--- Begin ---

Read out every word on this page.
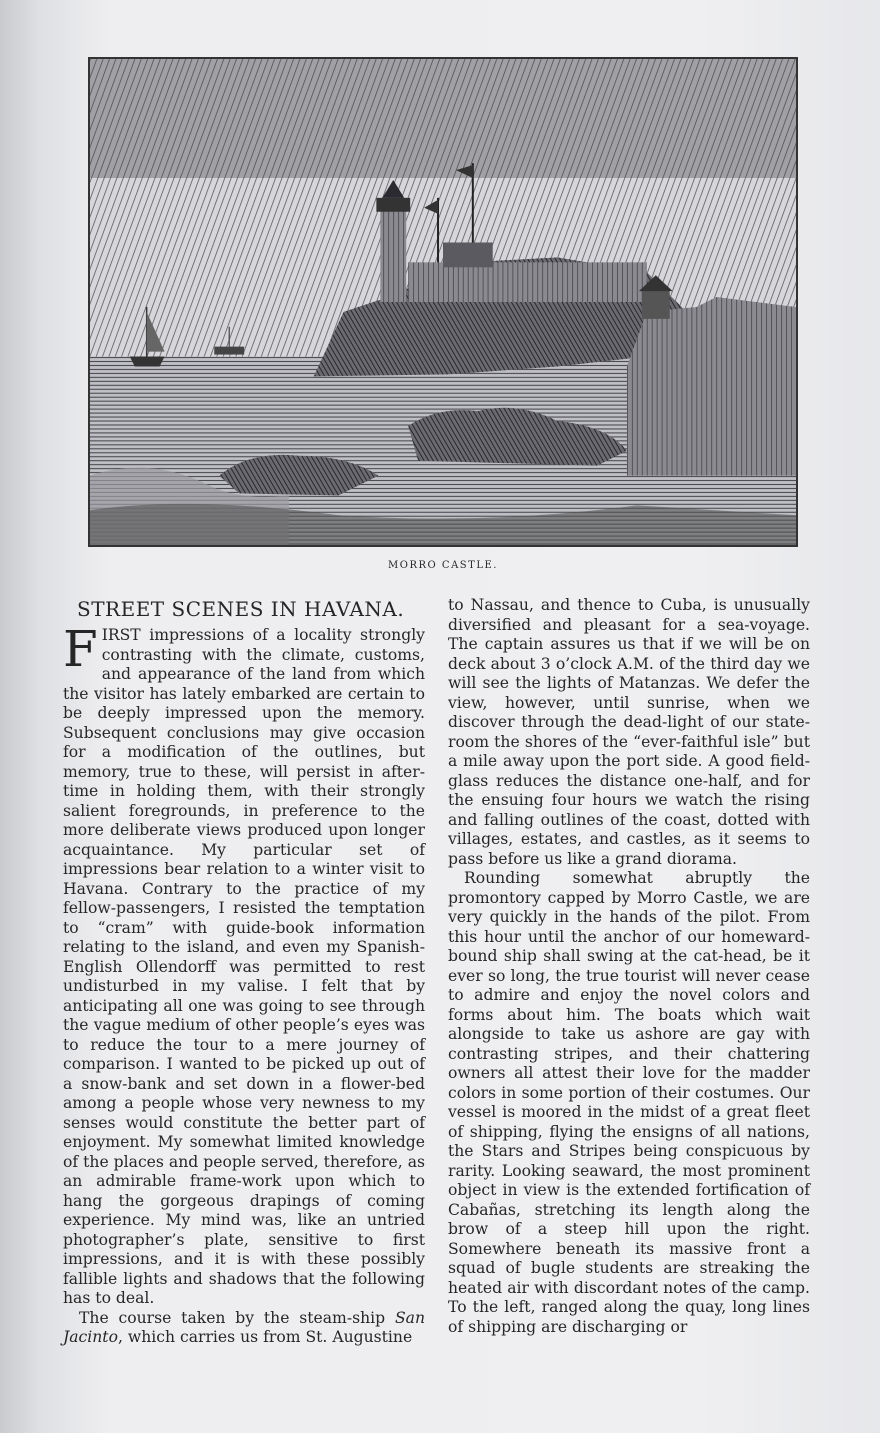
MORRO CASTLE.
STREET SCENES IN HAVANA.

FIRST impressions of a locality strongly contrasting with the climate, customs, and appearance of the land from which the visitor has lately embarked are certain to be deeply impressed upon the memory. Subsequent conclusions may give occasion for a modification of the outlines, but memory, true to these, will persist in after-time in holding them, with their strongly salient foregrounds, in preference to the more deliberate views produced upon longer acquaintance. My particular set of impressions bear relation to a winter visit to Havana. Contrary to the practice of my fellow-passengers, I resisted the temptation to “cram” with guide-book information relating to the island, and even my Spanish-English Ollendorff was permitted to rest undisturbed in my valise. I felt that by anticipating all one was going to see through the vague medium of other people’s eyes was to reduce the tour to a mere journey of comparison. I wanted to be picked up out of a snow-bank and set down in a flower-bed among a people whose very newness to my senses would constitute the better part of enjoyment. My somewhat limited knowledge of the places and people served, therefore, as an admirable frame-work upon which to hang the gorgeous drapings of coming experience. My mind was, like an untried photographer’s plate, sensitive to first impressions, and it is with these possibly fallible lights and shadows that the following has to deal.

The course taken by the steam-ship San Jacinto, which carries us from St. Augustine

to Nassau, and thence to Cuba, is unusually diversified and pleasant for a sea-voyage. The captain assures us that if we will be on deck about 3 o’clock A.M. of the third day we will see the lights of Matanzas. We defer the view, however, until sunrise, when we discover through the dead-light of our state-room the shores of the “ever-faithful isle” but a mile away upon the port side. A good field-glass reduces the distance one-half, and for the ensuing four hours we watch the rising and falling outlines of the coast, dotted with villages, estates, and castles, as it seems to pass before us like a grand diorama.

Rounding somewhat abruptly the promontory capped by Morro Castle, we are very quickly in the hands of the pilot. From this hour until the anchor of our homeward-bound ship shall swing at the cat-head, be it ever so long, the true tourist will never cease to admire and enjoy the novel colors and forms about him. The boats which wait alongside to take us ashore are gay with contrasting stripes, and their chattering owners all attest their love for the madder colors in some portion of their costumes. Our vessel is moored in the midst of a great fleet of shipping, flying the ensigns of all nations, the Stars and Stripes being conspicuous by rarity. Looking seaward, the most prominent object in view is the extended fortification of Cabañas, stretching its length along the brow of a steep hill upon the right. Somewhere beneath its massive front a squad of bugle students are streaking the heated air with discordant notes of the camp. To the left, ranged along the quay, long lines of shipping are discharging or
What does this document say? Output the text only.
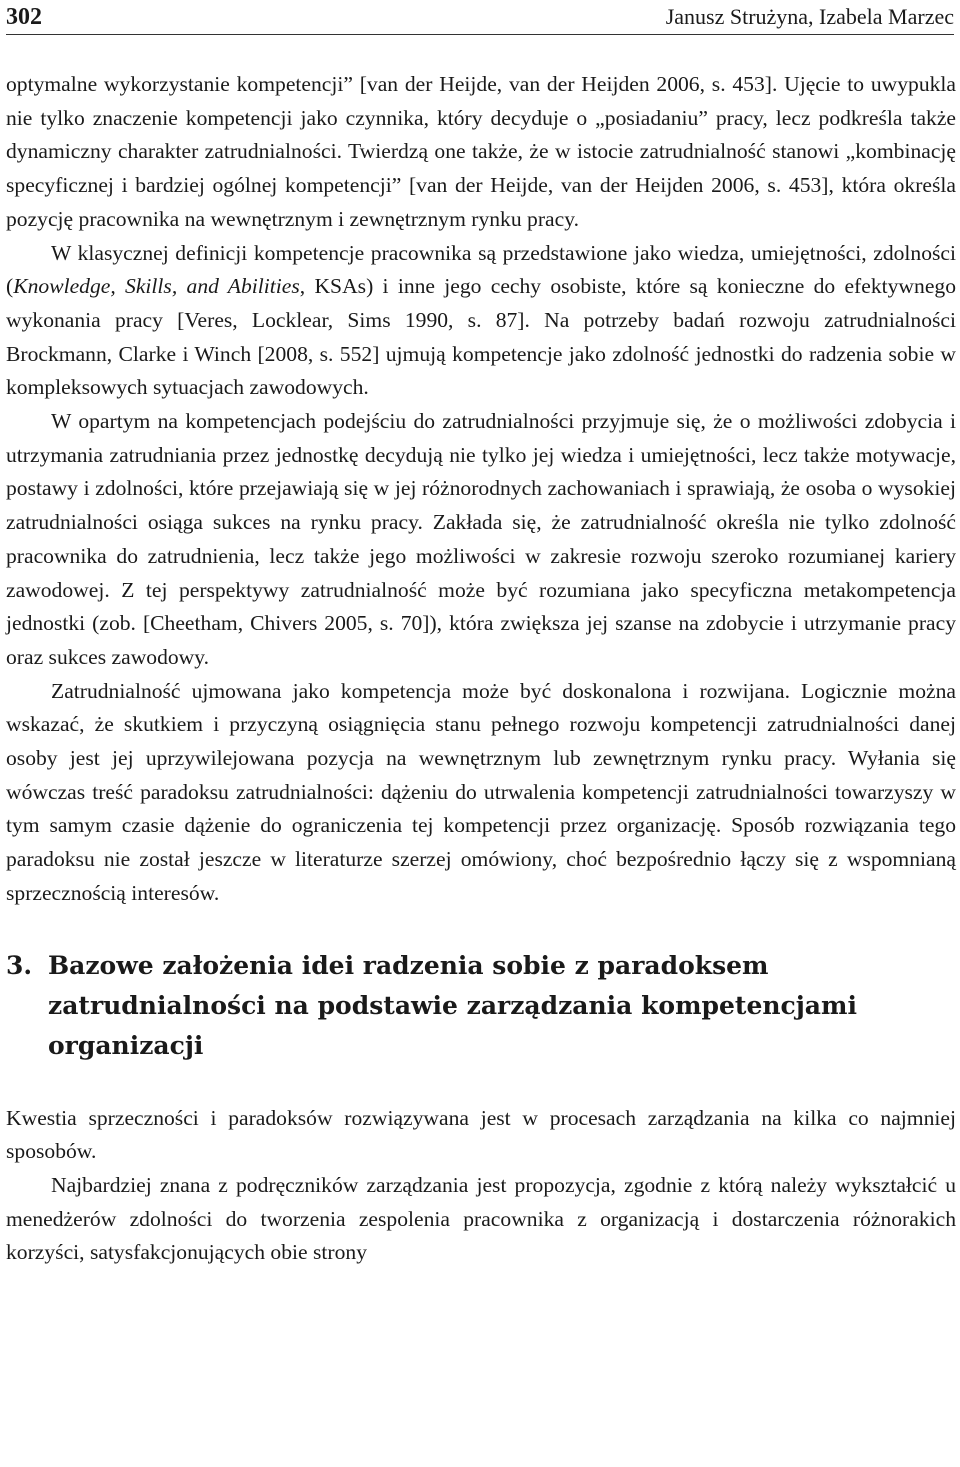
302	Janusz Strużyna, Izabela Marzec

optymalne wykorzystanie kompetencji” [van der Heijde, van der Heijden 2006, s. 453]. Ujęcie to uwypukla nie tylko znaczenie kompetencji jako czynnika, który decyduje o „posiadaniu” pracy, lecz podkreśla także dynamiczny charakter zatrudnialności. Twierdzą one także, że w istocie zatrudnialność stanowi „kombinację specyficznej i bardziej ogólnej kompetencji” [van der Heijde, van der Heijden 2006, s. 453], która określa pozycję pracownika na wewnętrznym i zewnętrznym rynku pracy.

W klasycznej definicji kompetencje pracownika są przedstawione jako wiedza, umiejętności, zdolności (Knowledge, Skills, and Abilities, KSAs) i inne jego cechy osobiste, które są konieczne do efektywnego wykonania pracy [Veres, Locklear, Sims 1990, s. 87]. Na potrzeby badań rozwoju zatrudnialności Brockmann, Clarke i Winch [2008, s. 552] ujmują kompetencje jako zdolność jednostki do radzenia sobie w kompleksowych sytuacjach zawodowych.

W opartym na kompetencjach podejściu do zatrudnialności przyjmuje się, że o możliwości zdobycia i utrzymania zatrudniania przez jednostkę decydują nie tylko jej wiedza i umiejętności, lecz także motywacje, postawy i zdolności, które przejawiają się w jej różnorodnych zachowaniach i sprawiają, że osoba o wysokiej zatrudnialności osiąga sukces na rynku pracy. Zakłada się, że zatrudnialność określa nie tylko zdolność pracownika do zatrudnienia, lecz także jego możliwości w zakresie rozwoju szeroko rozumianej kariery zawodowej. Z tej perspektywy zatrudnialność może być rozumiana jako specyficzna metakompetencja jednostki (zob. [Cheetham, Chivers 2005, s. 70]), która zwiększa jej szanse na zdobycie i utrzymanie pracy oraz sukces zawodowy.

Zatrudnialność ujmowana jako kompetencja może być doskonalona i rozwijana. Logicznie można wskazać, że skutkiem i przyczyną osiągnięcia stanu pełnego rozwoju kompetencji zatrudnialności danej osoby jest jej uprzywilejowana pozycja na wewnętrznym lub zewnętrznym rynku pracy. Wyłania się wówczas treść paradoksu zatrudnialności: dążeniu do utrwalenia kompetencji zatrudnialności towarzyszy w tym samym czasie dążenie do ograniczenia tej kompetencji przez organizację. Sposób rozwiązania tego paradoksu nie został jeszcze w literaturze szerzej omówiony, choć bezpośrednio łączy się z wspomnianą sprzecznością interesów.

3. Bazowe założenia idei radzenia sobie z paradoksem zatrudnialności na podstawie zarządzania kompetencjami organizacji

Kwestia sprzeczności i paradoksów rozwiązywana jest w procesach zarządzania na kilka co najmniej sposobów.

Najbardziej znana z podręczników zarządzania jest propozycja, zgodnie z którą należy wykształcić u menedżerów zdolności do tworzenia zespolenia pracownika z organizacją i dostarczenia różnorakich korzyści, satysfakcjonujących obie strony
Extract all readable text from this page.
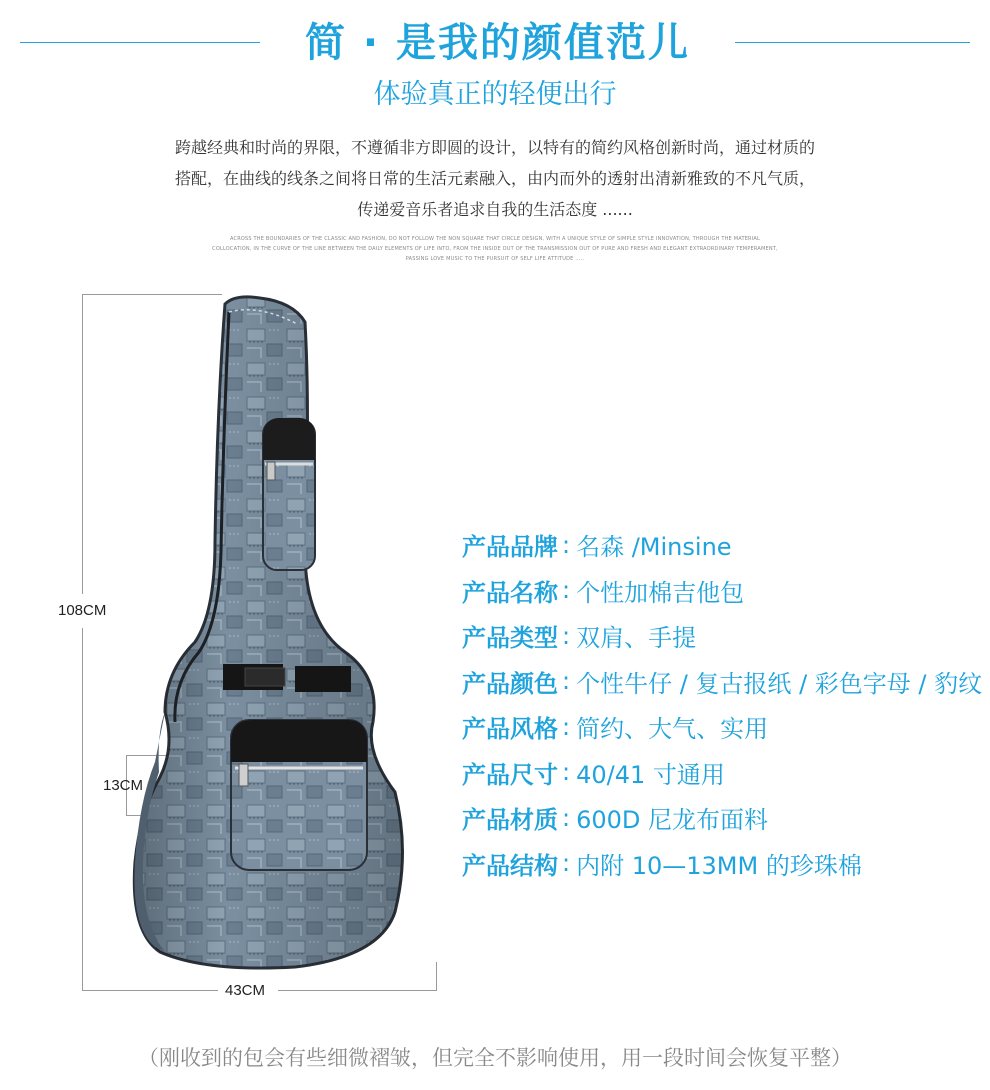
简 · 是我的颜值范儿
体验真正的轻便出行
跨越经典和时尚的界限，不遵循非方即圆的设计，以特有的简约风格创新时尚，通过材质的
搭配，在曲线的线条之间将日常的生活元素融入，由内而外的透射出清新雅致的不凡气质，
传递爱音乐者追求自我的生活态度 ......
ACROSS THE BOUNDARIES OF THE CLASSIC AND FASHION, DO NOT FOLLOW THE NON SQUARE THAT CIRCLE DESIGN, WITH A UNIQUE STYLE OF SIMPLE STYLE INNOVATION, THROUGH THE MATERIAL
COLLOCATION, IN THE CURVE OF THE LINE BETWEEN THE DAILY ELEMENTS OF LIFE INTO, FROM THE INSIDE OUT OF THE TRANSMISSION OUT OF PURE AND FRESH AND ELEGANT EXTRAORDINARY TEMPERAMENT,
PASSING LOVE MUSIC TO THE PURSUIT OF SELF LIFE ATTITUDE .....
108CM
13CM
43CM
产品品牌 : 名森 /Minsine
产品名称 : 个性加棉吉他包
产品类型 : 双肩、手提
产品颜色 : 个性牛仔 / 复古报纸 / 彩色字母 / 豹纹
产品风格 : 简约、大气、实用
产品尺寸 : 40/41 寸通用
产品材质 : 600D 尼龙布面料
产品结构 : 内附 10—13MM 的珍珠棉
（刚收到的包会有些细微褶皱，但完全不影响使用，用一段时间会恢复平整）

--- End ---

WRITTEN PROBLEM: State the count of lines that contain the string "text". Nothing else is needed.

SOLUTION TO THIS EXERCISE: 2